> _AIM OF THE TASK_:
Copy every line of the material below word for word, without changing anything.

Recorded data
· · · · ·

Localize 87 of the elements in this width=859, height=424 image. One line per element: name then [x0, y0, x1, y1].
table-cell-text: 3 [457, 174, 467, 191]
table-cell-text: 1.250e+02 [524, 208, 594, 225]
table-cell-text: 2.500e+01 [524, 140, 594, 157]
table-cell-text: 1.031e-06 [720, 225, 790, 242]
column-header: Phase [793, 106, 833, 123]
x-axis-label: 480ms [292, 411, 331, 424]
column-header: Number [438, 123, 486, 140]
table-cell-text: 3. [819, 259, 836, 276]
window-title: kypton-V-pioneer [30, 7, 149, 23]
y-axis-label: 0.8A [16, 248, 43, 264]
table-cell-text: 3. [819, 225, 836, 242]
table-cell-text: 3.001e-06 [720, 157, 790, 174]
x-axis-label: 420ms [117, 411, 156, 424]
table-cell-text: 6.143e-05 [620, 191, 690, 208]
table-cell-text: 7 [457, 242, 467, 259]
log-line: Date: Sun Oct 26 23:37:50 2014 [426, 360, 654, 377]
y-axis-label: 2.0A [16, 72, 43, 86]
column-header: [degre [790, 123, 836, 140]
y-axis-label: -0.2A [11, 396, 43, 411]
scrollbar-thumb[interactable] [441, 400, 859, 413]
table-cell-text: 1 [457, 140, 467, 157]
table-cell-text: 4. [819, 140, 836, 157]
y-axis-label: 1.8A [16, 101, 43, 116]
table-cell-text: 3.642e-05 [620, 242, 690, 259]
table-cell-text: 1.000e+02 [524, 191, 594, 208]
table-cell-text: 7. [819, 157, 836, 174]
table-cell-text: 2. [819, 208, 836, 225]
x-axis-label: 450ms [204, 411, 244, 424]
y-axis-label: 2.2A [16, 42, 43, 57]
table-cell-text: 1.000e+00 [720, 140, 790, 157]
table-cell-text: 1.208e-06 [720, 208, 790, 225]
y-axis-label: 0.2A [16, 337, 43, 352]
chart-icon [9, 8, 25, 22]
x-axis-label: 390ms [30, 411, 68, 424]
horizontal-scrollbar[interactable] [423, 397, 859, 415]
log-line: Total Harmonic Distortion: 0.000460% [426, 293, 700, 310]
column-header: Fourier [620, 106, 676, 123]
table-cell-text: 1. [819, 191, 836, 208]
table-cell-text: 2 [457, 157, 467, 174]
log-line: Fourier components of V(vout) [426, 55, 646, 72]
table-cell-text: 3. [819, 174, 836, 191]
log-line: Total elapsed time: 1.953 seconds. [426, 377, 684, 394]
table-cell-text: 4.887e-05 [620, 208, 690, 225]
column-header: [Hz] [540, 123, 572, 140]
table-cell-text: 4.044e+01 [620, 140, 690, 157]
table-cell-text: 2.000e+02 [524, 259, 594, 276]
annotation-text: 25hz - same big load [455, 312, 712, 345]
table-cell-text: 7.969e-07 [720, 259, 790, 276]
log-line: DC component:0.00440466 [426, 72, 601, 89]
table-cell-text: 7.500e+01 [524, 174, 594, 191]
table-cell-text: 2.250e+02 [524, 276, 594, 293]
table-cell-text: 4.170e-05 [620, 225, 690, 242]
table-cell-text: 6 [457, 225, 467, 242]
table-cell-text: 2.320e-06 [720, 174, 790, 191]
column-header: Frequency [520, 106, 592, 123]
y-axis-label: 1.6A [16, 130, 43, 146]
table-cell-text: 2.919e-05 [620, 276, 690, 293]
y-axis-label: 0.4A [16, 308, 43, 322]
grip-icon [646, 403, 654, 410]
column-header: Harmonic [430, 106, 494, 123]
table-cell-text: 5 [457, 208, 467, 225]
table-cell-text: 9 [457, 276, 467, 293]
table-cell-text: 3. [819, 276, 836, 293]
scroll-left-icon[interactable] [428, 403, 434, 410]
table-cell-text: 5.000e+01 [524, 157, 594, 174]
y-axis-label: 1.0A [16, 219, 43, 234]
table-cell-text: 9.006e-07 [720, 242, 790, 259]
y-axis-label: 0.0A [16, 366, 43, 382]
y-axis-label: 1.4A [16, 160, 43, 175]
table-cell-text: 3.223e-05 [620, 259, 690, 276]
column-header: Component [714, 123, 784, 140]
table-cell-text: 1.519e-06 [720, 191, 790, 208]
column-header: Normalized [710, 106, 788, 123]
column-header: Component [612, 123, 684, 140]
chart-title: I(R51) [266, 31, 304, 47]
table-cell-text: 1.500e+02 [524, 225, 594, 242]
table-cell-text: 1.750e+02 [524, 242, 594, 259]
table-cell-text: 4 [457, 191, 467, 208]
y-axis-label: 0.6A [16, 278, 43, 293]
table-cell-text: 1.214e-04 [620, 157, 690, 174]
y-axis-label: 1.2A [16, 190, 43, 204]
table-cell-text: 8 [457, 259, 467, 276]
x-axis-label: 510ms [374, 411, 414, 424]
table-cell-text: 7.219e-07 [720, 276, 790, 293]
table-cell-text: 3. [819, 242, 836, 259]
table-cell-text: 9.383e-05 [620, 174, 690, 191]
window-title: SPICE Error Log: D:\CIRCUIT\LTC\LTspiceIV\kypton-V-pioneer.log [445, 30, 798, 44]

· · · · ·

> _EXPECTED OUTPUT_:
Localize 87 of the elements in this width=859, height=424 image. One line per element: name then [x0, y0, x1, y1].
table-cell-text: 3 [457, 174, 467, 191]
table-cell-text: 1.250e+02 [524, 208, 594, 225]
table-cell-text: 2.500e+01 [524, 140, 594, 157]
table-cell-text: 1.031e-06 [720, 225, 790, 242]
column-header: Phase [793, 106, 833, 123]
x-axis-label: 480ms [292, 411, 331, 424]
column-header: Number [438, 123, 486, 140]
table-cell-text: 3. [819, 259, 836, 276]
window-title: kypton-V-pioneer [30, 7, 149, 23]
y-axis-label: 0.8A [16, 248, 43, 264]
table-cell-text: 3. [819, 225, 836, 242]
table-cell-text: 3.001e-06 [720, 157, 790, 174]
x-axis-label: 420ms [117, 411, 156, 424]
table-cell-text: 6.143e-05 [620, 191, 690, 208]
table-cell-text: 7 [457, 242, 467, 259]
log-line: Date: Sun Oct 26 23:37:50 2014 [426, 360, 654, 377]
y-axis-label: 2.0A [16, 72, 43, 86]
column-header: [degre [790, 123, 836, 140]
y-axis-label: -0.2A [11, 396, 43, 411]
scrollbar-thumb[interactable] [441, 400, 859, 413]
table-cell-text: 1 [457, 140, 467, 157]
table-cell-text: 4. [819, 140, 836, 157]
y-axis-label: 1.8A [16, 101, 43, 116]
table-cell-text: 3.642e-05 [620, 242, 690, 259]
table-cell-text: 1.000e+02 [524, 191, 594, 208]
table-cell-text: 7. [819, 157, 836, 174]
table-cell-text: 2. [819, 208, 836, 225]
x-axis-label: 450ms [204, 411, 244, 424]
y-axis-label: 2.2A [16, 42, 43, 57]
table-cell-text: 1.000e+00 [720, 140, 790, 157]
table-cell-text: 1.208e-06 [720, 208, 790, 225]
y-axis-label: 0.2A [16, 337, 43, 352]
chart-icon [9, 8, 25, 22]
x-axis-label: 390ms [30, 411, 68, 424]
horizontal-scrollbar[interactable] [423, 397, 859, 415]
log-line: Total Harmonic Distortion: 0.000460% [426, 293, 700, 310]
column-header: Fourier [620, 106, 676, 123]
table-cell-text: 1. [819, 191, 836, 208]
table-cell-text: 2 [457, 157, 467, 174]
log-line: Fourier components of V(vout) [426, 55, 646, 72]
table-cell-text: 3. [819, 174, 836, 191]
log-line: Total elapsed time: 1.953 seconds. [426, 377, 684, 394]
table-cell-text: 4.887e-05 [620, 208, 690, 225]
column-header: [Hz] [540, 123, 572, 140]
table-cell-text: 4.044e+01 [620, 140, 690, 157]
table-cell-text: 2.000e+02 [524, 259, 594, 276]
annotation-text: 25hz - same big load [455, 312, 712, 345]
table-cell-text: 7.969e-07 [720, 259, 790, 276]
log-line: DC component:0.00440466 [426, 72, 601, 89]
table-cell-text: 7.500e+01 [524, 174, 594, 191]
table-cell-text: 2.250e+02 [524, 276, 594, 293]
table-cell-text: 4.170e-05 [620, 225, 690, 242]
table-cell-text: 6 [457, 225, 467, 242]
table-cell-text: 2.320e-06 [720, 174, 790, 191]
column-header: Frequency [520, 106, 592, 123]
y-axis-label: 1.6A [16, 130, 43, 146]
table-cell-text: 2.919e-05 [620, 276, 690, 293]
y-axis-label: 0.4A [16, 308, 43, 322]
grip-icon [646, 403, 654, 410]
column-header: Harmonic [430, 106, 494, 123]
table-cell-text: 5 [457, 208, 467, 225]
table-cell-text: 9 [457, 276, 467, 293]
table-cell-text: 3. [819, 276, 836, 293]
scroll-left-icon[interactable] [428, 403, 434, 410]
table-cell-text: 5.000e+01 [524, 157, 594, 174]
y-axis-label: 1.0A [16, 219, 43, 234]
table-cell-text: 9.006e-07 [720, 242, 790, 259]
y-axis-label: 0.0A [16, 366, 43, 382]
y-axis-label: 1.4A [16, 160, 43, 175]
table-cell-text: 3.223e-05 [620, 259, 690, 276]
column-header: Component [714, 123, 784, 140]
table-cell-text: 1.519e-06 [720, 191, 790, 208]
column-header: Normalized [710, 106, 788, 123]
column-header: Component [612, 123, 684, 140]
chart-title: I(R51) [266, 31, 304, 47]
table-cell-text: 1.500e+02 [524, 225, 594, 242]
table-cell-text: 1.750e+02 [524, 242, 594, 259]
table-cell-text: 4 [457, 191, 467, 208]
y-axis-label: 0.6A [16, 278, 43, 293]
table-cell-text: 1.214e-04 [620, 157, 690, 174]
y-axis-label: 1.2A [16, 190, 43, 204]
table-cell-text: 8 [457, 259, 467, 276]
x-axis-label: 510ms [374, 411, 414, 424]
table-cell-text: 7.219e-07 [720, 276, 790, 293]
table-cell-text: 3. [819, 242, 836, 259]
table-cell-text: 9.383e-05 [620, 174, 690, 191]
window-title: SPICE Error Log: D:\CIRCUIT\LTC\LTspiceIV\kypton-V-pioneer.log [445, 30, 798, 44]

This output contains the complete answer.